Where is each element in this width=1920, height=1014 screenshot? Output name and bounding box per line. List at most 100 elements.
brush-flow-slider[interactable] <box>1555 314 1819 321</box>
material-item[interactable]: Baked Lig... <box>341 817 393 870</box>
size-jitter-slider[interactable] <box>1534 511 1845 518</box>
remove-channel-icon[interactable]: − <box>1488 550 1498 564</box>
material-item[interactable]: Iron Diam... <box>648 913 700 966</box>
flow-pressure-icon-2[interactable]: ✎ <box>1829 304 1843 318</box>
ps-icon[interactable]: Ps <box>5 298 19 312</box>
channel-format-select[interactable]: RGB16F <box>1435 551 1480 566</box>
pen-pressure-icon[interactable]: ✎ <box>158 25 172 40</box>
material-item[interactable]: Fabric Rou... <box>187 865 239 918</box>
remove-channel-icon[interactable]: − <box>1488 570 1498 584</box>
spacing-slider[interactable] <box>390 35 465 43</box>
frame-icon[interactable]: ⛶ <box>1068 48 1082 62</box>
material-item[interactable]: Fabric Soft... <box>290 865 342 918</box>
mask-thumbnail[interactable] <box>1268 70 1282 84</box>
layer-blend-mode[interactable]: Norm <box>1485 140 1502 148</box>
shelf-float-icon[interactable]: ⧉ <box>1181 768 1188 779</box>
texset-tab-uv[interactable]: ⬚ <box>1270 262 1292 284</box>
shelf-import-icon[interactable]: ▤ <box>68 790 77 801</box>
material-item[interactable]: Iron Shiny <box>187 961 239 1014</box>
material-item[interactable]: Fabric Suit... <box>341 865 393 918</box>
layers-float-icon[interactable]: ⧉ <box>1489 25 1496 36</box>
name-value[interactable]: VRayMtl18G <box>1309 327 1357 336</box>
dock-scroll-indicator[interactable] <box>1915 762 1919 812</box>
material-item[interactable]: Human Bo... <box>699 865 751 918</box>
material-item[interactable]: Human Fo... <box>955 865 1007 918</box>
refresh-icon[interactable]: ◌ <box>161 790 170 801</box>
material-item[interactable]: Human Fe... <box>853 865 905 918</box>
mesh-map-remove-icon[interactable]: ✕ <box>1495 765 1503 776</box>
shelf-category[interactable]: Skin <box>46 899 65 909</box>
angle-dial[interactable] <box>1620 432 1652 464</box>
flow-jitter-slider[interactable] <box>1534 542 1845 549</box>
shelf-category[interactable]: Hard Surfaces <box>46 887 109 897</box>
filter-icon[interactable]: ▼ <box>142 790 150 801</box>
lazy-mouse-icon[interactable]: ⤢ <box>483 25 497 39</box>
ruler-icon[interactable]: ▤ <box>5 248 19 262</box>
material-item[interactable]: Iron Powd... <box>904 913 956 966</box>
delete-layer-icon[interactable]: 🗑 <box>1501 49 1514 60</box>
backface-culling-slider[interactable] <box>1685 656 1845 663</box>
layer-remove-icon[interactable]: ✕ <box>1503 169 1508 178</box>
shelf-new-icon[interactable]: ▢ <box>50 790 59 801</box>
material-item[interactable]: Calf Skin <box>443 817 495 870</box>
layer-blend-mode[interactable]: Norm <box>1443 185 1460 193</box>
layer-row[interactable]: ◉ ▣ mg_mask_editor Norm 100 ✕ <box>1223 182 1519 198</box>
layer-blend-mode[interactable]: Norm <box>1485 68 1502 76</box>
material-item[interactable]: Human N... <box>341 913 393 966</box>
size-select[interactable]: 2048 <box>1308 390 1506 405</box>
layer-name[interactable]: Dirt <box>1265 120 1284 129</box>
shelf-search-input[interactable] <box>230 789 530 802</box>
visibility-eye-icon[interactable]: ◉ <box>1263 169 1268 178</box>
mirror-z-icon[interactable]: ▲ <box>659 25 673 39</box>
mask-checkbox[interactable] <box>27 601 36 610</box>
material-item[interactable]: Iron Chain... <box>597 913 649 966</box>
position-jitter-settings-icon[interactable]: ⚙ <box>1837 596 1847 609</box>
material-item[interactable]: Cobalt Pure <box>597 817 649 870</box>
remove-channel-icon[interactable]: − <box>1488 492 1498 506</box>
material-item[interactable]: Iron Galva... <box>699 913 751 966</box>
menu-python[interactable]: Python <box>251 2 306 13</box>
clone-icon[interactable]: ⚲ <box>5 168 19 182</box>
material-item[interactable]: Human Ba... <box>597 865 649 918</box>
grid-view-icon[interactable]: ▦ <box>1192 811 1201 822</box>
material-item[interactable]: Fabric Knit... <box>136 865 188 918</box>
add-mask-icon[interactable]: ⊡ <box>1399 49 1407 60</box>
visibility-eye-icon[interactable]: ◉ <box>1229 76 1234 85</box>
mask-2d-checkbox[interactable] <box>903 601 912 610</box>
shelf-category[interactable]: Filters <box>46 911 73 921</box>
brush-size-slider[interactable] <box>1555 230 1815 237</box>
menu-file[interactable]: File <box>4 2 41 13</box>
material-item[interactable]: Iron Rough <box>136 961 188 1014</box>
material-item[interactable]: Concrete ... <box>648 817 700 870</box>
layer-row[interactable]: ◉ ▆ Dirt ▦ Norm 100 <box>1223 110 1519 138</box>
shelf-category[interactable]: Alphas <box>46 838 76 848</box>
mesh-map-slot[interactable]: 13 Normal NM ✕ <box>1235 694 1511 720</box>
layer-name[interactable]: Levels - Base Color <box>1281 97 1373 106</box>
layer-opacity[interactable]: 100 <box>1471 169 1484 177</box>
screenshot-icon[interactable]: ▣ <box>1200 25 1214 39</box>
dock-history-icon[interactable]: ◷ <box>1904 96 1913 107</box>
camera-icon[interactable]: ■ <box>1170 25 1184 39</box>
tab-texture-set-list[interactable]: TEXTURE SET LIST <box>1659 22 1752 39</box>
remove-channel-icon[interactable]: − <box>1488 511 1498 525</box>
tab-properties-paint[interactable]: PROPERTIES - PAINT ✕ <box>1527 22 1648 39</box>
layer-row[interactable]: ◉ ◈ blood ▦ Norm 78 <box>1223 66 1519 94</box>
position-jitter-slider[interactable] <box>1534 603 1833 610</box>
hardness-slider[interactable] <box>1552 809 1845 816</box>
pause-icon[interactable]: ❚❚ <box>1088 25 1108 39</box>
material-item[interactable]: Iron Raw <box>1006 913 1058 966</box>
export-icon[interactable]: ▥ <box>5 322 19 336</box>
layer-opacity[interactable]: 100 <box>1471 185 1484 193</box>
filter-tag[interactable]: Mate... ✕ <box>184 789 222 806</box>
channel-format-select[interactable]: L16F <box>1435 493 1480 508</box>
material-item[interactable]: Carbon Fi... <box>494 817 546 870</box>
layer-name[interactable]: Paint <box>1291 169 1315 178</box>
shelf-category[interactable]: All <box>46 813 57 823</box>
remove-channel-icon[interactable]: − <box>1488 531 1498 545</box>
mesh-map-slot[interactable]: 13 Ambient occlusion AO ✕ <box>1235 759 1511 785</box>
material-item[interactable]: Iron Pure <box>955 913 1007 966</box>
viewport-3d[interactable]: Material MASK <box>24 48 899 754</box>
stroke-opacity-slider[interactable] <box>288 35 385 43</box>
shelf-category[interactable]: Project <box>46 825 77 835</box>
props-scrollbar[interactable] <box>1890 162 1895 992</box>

#####

**GIVEN TASK**
Copy the lines above word for word.

**ANSWER TO THE PROBLEM**
Where is each element in this width=1920, height=1014 screenshot? Output name and bounding box per line. List at most 100 elements.
brush-flow-slider[interactable] <box>1555 314 1819 321</box>
material-item[interactable]: Baked Lig... <box>341 817 393 870</box>
size-jitter-slider[interactable] <box>1534 511 1845 518</box>
remove-channel-icon[interactable]: − <box>1488 550 1498 564</box>
material-item[interactable]: Iron Diam... <box>648 913 700 966</box>
flow-pressure-icon-2[interactable]: ✎ <box>1829 304 1843 318</box>
ps-icon[interactable]: Ps <box>5 298 19 312</box>
channel-format-select[interactable]: RGB16F <box>1435 551 1480 566</box>
pen-pressure-icon[interactable]: ✎ <box>158 25 172 40</box>
material-item[interactable]: Fabric Rou... <box>187 865 239 918</box>
remove-channel-icon[interactable]: − <box>1488 570 1498 584</box>
spacing-slider[interactable] <box>390 35 465 43</box>
frame-icon[interactable]: ⛶ <box>1068 48 1082 62</box>
material-item[interactable]: Fabric Soft... <box>290 865 342 918</box>
mask-thumbnail[interactable] <box>1268 70 1282 84</box>
layer-blend-mode[interactable]: Norm <box>1485 140 1502 148</box>
shelf-float-icon[interactable]: ⧉ <box>1181 768 1188 779</box>
texset-tab-uv[interactable]: ⬚ <box>1270 262 1292 284</box>
shelf-import-icon[interactable]: ▤ <box>68 790 77 801</box>
material-item[interactable]: Iron Shiny <box>187 961 239 1014</box>
material-item[interactable]: Fabric Suit... <box>341 865 393 918</box>
layers-float-icon[interactable]: ⧉ <box>1489 25 1496 36</box>
name-value[interactable]: VRayMtl18G <box>1309 327 1357 336</box>
dock-scroll-indicator[interactable] <box>1915 762 1919 812</box>
material-item[interactable]: Human Bo... <box>699 865 751 918</box>
material-item[interactable]: Human Fo... <box>955 865 1007 918</box>
refresh-icon[interactable]: ◌ <box>161 790 170 801</box>
material-item[interactable]: Human Fe... <box>853 865 905 918</box>
mesh-map-remove-icon[interactable]: ✕ <box>1495 765 1503 776</box>
shelf-category[interactable]: Skin <box>46 899 65 909</box>
angle-dial[interactable] <box>1620 432 1652 464</box>
flow-jitter-slider[interactable] <box>1534 542 1845 549</box>
shelf-category[interactable]: Hard Surfaces <box>46 887 109 897</box>
filter-icon[interactable]: ▼ <box>142 790 150 801</box>
lazy-mouse-icon[interactable]: ⤢ <box>483 25 497 39</box>
ruler-icon[interactable]: ▤ <box>5 248 19 262</box>
material-item[interactable]: Iron Powd... <box>904 913 956 966</box>
delete-layer-icon[interactable]: 🗑 <box>1501 49 1514 60</box>
backface-culling-slider[interactable] <box>1685 656 1845 663</box>
layer-remove-icon[interactable]: ✕ <box>1503 169 1508 178</box>
shelf-new-icon[interactable]: ▢ <box>50 790 59 801</box>
material-item[interactable]: Calf Skin <box>443 817 495 870</box>
layer-blend-mode[interactable]: Norm <box>1443 185 1460 193</box>
layer-row[interactable]: ◉ ▣ mg_mask_editor Norm 100 ✕ <box>1223 182 1519 198</box>
layer-blend-mode[interactable]: Norm <box>1485 68 1502 76</box>
material-item[interactable]: Human N... <box>341 913 393 966</box>
size-select[interactable]: 2048 <box>1308 390 1506 405</box>
layer-name[interactable]: Dirt <box>1265 120 1284 129</box>
shelf-search-input[interactable] <box>230 789 530 802</box>
visibility-eye-icon[interactable]: ◉ <box>1263 169 1268 178</box>
mirror-z-icon[interactable]: ▲ <box>659 25 673 39</box>
mask-checkbox[interactable] <box>27 601 36 610</box>
material-item[interactable]: Iron Chain... <box>597 913 649 966</box>
position-jitter-settings-icon[interactable]: ⚙ <box>1837 596 1847 609</box>
material-item[interactable]: Cobalt Pure <box>597 817 649 870</box>
remove-channel-icon[interactable]: − <box>1488 492 1498 506</box>
material-item[interactable]: Iron Galva... <box>699 913 751 966</box>
menu-python[interactable]: Python <box>251 2 306 13</box>
clone-icon[interactable]: ⚲ <box>5 168 19 182</box>
material-item[interactable]: Human Ba... <box>597 865 649 918</box>
grid-view-icon[interactable]: ▦ <box>1192 811 1201 822</box>
material-item[interactable]: Fabric Knit... <box>136 865 188 918</box>
add-mask-icon[interactable]: ⊡ <box>1399 49 1407 60</box>
visibility-eye-icon[interactable]: ◉ <box>1229 76 1234 85</box>
mask-2d-checkbox[interactable] <box>903 601 912 610</box>
shelf-category[interactable]: Filters <box>46 911 73 921</box>
brush-size-slider[interactable] <box>1555 230 1815 237</box>
menu-file[interactable]: File <box>4 2 41 13</box>
material-item[interactable]: Iron Rough <box>136 961 188 1014</box>
material-item[interactable]: Concrete ... <box>648 817 700 870</box>
layer-row[interactable]: ◉ ▆ Dirt ▦ Norm 100 <box>1223 110 1519 138</box>
shelf-category[interactable]: Alphas <box>46 838 76 848</box>
mesh-map-slot[interactable]: 13 Normal NM ✕ <box>1235 694 1511 720</box>
layer-name[interactable]: Levels - Base Color <box>1281 97 1373 106</box>
layer-opacity[interactable]: 100 <box>1471 169 1484 177</box>
screenshot-icon[interactable]: ▣ <box>1200 25 1214 39</box>
dock-history-icon[interactable]: ◷ <box>1904 96 1913 107</box>
camera-icon[interactable]: ■ <box>1170 25 1184 39</box>
tab-texture-set-list[interactable]: TEXTURE SET LIST <box>1659 22 1752 39</box>
remove-channel-icon[interactable]: − <box>1488 511 1498 525</box>
tab-properties-paint[interactable]: PROPERTIES - PAINT ✕ <box>1527 22 1648 39</box>
layer-row[interactable]: ◉ ◈ blood ▦ Norm 78 <box>1223 66 1519 94</box>
position-jitter-slider[interactable] <box>1534 603 1833 610</box>
hardness-slider[interactable] <box>1552 809 1845 816</box>
pause-icon[interactable]: ❚❚ <box>1088 25 1108 39</box>
material-item[interactable]: Iron Raw <box>1006 913 1058 966</box>
export-icon[interactable]: ▥ <box>5 322 19 336</box>
layer-opacity[interactable]: 100 <box>1471 185 1484 193</box>
filter-tag[interactable]: Mate... ✕ <box>184 789 222 806</box>
channel-format-select[interactable]: L16F <box>1435 493 1480 508</box>
material-item[interactable]: Carbon Fi... <box>494 817 546 870</box>
layer-name[interactable]: Paint <box>1291 169 1315 178</box>
shelf-category[interactable]: All <box>46 813 57 823</box>
remove-channel-icon[interactable]: − <box>1488 531 1498 545</box>
mesh-map-slot[interactable]: 13 Ambient occlusion AO ✕ <box>1235 759 1511 785</box>
material-item[interactable]: Iron Pure <box>955 913 1007 966</box>
viewport-3d[interactable]: Material MASK <box>24 48 899 754</box>
stroke-opacity-slider[interactable] <box>288 35 385 43</box>
shelf-category[interactable]: Project <box>46 825 77 835</box>
props-scrollbar[interactable] <box>1890 162 1895 992</box>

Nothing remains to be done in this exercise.